** BEGIN Page text **
We were known as the town kids and there were several of us. There was Ray Soehl and Shirley Riegel (now Shirley Thayer), and she was one of my best friends growing up. We were in the same grade throughout school. I graduated in 1954 from La Center High School.
Suzi – So you went pretty much all the way through school?
Roberta – Definitely. We didn’t have kindergarten so we started out in first grade and I had a wonderful first grade teacher. Her name was Leah Bourgeois and I think we all remembered her because she just got us on the right foot all the way around. I don’t know whether she’s the one who inspired me to go on to be a teacher or not, but when I think back at my teachers, I always had a good experience in school.
Suzi – That’s good because the teacher can kind of make or break you.
Roberta – Well … yeah. I can remember one teacher. I think it was in sixth grade. Someone had misbehaved in the class – and he, liked to use that little swatter. But he didn’t do it just to the person that committed whatever, he did it to the whole class! So we were all embarrassed.
Suzi – Oh my!
Roberta – He was a coach and that was his thing. Yeah, that’s the only time when you asked, did you ever get in trouble? That’s about it … I don’t think I did!
Suzi – And you didn’t but you still got punished!!
Roberta – Yeah, that was kind of interesting. Times have changed.
You asked where my family was from. My mother was born in La Center in 1905. My dad was born in Lansing, Michigan in 1897. His family came West to work in the woods and find work in Seattle and so forth. He had three sisters and one brother, and they were not too far away. But, my mother was an only child. She lost her sister, Dorothy, early on when they lived in Centralia, so – I’m an only child also.
Suzi – Oh, wow. Now that’s kind of unusual for back then because it was like they had pretty good-sized families to work the farm and help out.
Roberta – Yeah, well in some ways, it was good that I became very independent. My great-grandfather married Eliza Banzer. Well, there’s quite a story in the museum about John Pollock. I was so glad that Tom Wooldridge worked to get that park named after my great-grandfather. His son, James, married Laura Smith from Yacolt, and that’s where my mother’s family was from. Later on of course, they were in La Center and then moved to Centralia. But I thought that was interesting because now I live close to Amboy and Yacolt.
Suzi – How old were you when your parents bought the skating rink?
Roberta – That’s a good question – probably in the early 40s, about maybe ‘42 or ‘43. I’d have to research that to make sure, but I’ve got all the records and things from the skating rink which are very interesting. But, I’m in the process of sorting. When you move from one place to another not everything’s in order. But yeah, the skating rink was the highlight of my life, of course being an only child – that was special.
Suzi – So when you first moved in, was the rink intact or did they build it? It just seems like that would be an exciting thing for you as a little one at five or six years old.
** END Page text **
** BEGIN Supplied material **
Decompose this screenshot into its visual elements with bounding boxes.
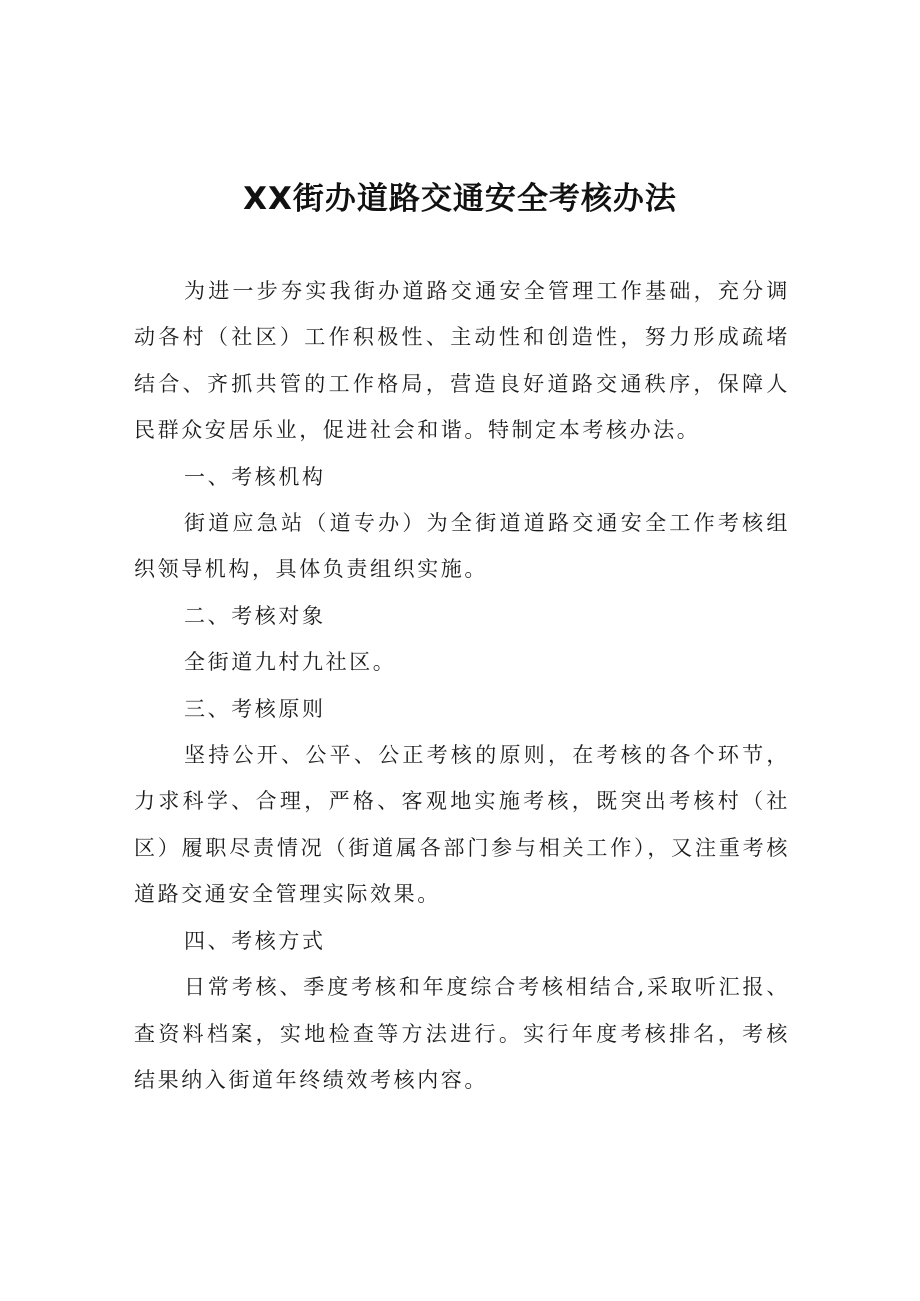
** END Supplied material **
(Problems):
1. In the interview about growing up in La Center, reproduce word for word the stretch from "We were known" through "way through school?".
2. According to the interview about growing up in La Center, what was the name of Roberta's first grade teacher?
3. Extend the interview about growing up in La Center, picking up right after its final line.

(Answers given):
1.
We were known as the town kids and there were several of us. There was Ray Soehl and Shirley Riegel (now Shirley Thayer), and she was one of my best friends growing up. We were in the same grade throughout school. I graduated in 1954 from La Center High School.
Suzi – So you went pretty much all the way through school?

2. Leah Bourgeois

3.
Roberta – Well, when I first saw the old dance hall as they called it, it was all attached. It was the hotel confectionary – well, it was a restaurant and then there were two other little niches in that attached building. One was a barber or beauty shop. Anyway, my first view was that the entire floor was warped and just an unusual sight for me to see. It wasn’t a natural floor at all, but all the maple flooring for the dance hall had warped and so the building really was unusable for anything for quite some time. But then in the early 40’s after … see, dad worked in the shipyards when they first moved in there. He fixed up some of the rooms upstairs for hotel purposes and mom ran the cafeteria downstairs. They had this cook and mom baked the pies and all that stuff. So that’s when old 99 was going through. That was kind of a busy time.
At any rate, as things evolved, they built the new highway I-5 and bypassed La Center and so forth, but yeah, it’s hard to get your thoughts together on that when you were so young to help with this interview. At any rate – it was a good time. Well, dad figured they should do something with that building and they were able to come across a sale on roller skating equipment, which included the music, the amplifier, the whole works with all the skates and so forth. So dad transformed the old beauty shop corner of that building into a skate room. There was a stage at the end of the hall that we used to like to play on. That was there for several years until dad tore it out and expanded the footage out further, so it made a ‘40 by ‘90 skating area. What’s interesting is when they laid the floor. They laid it flat and then across so that it would go with the grain of the skating because maintaining a floor for skating has to be tricky. Lots of people fell down and put dents in it. But anyway, dad was very good at cleaning the floor after every session and cleaning the skates and they looked tip-top and ready to roll. Sometimes when you have roller skate wheels with ball bearings in them, they would break. I remember one time the ball bearings went everywhere! Dad’s famous saying was “clear the floor!”
Suzi – About how many kids could be out there at one time?
Roberta – Oh gosh, you know, it was who knows, 20 – 30. It was pretty crowded sometimes, but everybody worked at skating. I was fortunate to have what they call precision skates. They had wooden wheels with ball bearings that were encased somehow so I didn’t have the free rolling. I could never master that fancy skating. That wasn’t me. Dad had to sit me down several times on the bench for playing roller tag. Not a good thing, but I could never master the fancy stuff.
Suzi – And is that where you met Frank?
Roberta – No, he was a Green Mountain boy who came to school in La Center. He had his choice of Battle Ground or La Center or Woodland and at that time, the Green Mountain boys were coming down there, and they had a good sports program, too. But he was just kind of short and stocky and I didn’t pay too much attention to him until his Junior year, then they get this growth spurt and he looked pretty good. But it was one of those things that transpired, you know, over a period of time. That was a good time for all. Then I went on to college for two years before we got married, and he went to Clark College also. So that was kind of neat and then we got married August 16th in 1956. He was in the military, in the Air Force, and got stationed in Spokane where we had our two children, Leslie and Curtis. Then he got his orders to go to Guam. So there were nearly two years spent in Guam.
Suzi – And you went, the whole family went? Oh, that’s terrific!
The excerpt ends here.